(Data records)
━━━━━━━━

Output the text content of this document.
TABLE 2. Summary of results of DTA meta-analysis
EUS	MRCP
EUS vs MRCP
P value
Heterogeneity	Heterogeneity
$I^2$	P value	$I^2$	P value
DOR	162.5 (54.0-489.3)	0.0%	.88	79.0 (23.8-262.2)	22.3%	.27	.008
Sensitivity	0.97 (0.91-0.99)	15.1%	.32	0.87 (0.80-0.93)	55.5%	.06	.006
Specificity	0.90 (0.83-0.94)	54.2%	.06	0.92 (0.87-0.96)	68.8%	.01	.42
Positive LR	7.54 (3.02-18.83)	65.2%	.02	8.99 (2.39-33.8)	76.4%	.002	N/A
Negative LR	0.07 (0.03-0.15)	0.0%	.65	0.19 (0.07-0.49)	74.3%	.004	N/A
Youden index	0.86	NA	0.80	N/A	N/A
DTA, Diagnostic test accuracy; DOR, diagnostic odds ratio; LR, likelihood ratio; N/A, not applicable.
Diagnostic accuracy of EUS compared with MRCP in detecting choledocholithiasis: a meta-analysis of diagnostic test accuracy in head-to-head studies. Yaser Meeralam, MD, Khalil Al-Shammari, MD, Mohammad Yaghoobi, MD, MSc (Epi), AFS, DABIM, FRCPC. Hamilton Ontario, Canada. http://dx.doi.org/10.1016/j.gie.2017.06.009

━━━━━━━━

SET TASK:
Gather each line of the listing that holds the string "analysis".

RESULT OF THIS EXERCISE:
TABLE 2. Summary of results of DTA meta-analysis
Diagnostic accuracy of EUS compared with MRCP in detecting choledocholithiasis: a meta-analysis of diagnostic test accuracy in head-to-head studies. Yaser Meeralam, MD, Khalil Al-Shammari, MD, Mohammad Yaghoobi, MD, MSc (Epi), AFS, DABIM, FRCPC. Hamilton Ontario, Canada. http://dx.doi.org/10.1016/j.gie.2017.06.009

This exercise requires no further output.